Your goal:
Find all the lines with "probability" and gather them.

Data listing:
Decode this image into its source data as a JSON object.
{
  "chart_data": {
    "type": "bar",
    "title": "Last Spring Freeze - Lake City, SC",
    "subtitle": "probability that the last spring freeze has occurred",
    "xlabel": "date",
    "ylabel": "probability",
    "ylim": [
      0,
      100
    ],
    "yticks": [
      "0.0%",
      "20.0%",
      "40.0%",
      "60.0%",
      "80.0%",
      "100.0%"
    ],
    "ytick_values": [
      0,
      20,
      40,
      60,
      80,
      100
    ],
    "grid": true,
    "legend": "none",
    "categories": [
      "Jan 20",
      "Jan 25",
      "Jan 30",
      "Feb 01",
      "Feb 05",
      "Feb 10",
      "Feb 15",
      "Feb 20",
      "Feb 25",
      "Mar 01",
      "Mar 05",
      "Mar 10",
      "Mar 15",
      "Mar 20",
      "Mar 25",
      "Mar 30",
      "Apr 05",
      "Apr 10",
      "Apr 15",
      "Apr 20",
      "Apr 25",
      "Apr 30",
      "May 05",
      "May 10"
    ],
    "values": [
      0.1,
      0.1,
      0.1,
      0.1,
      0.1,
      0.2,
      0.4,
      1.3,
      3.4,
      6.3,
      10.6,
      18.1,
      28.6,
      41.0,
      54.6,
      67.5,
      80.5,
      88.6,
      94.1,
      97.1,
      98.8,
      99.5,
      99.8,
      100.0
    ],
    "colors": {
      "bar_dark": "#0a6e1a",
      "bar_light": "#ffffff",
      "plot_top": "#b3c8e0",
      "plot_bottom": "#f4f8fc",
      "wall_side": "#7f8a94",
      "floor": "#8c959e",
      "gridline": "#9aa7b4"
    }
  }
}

Response:
    "subtitle": "probability that the last spring freeze has occurred",
    "ylabel": "probability",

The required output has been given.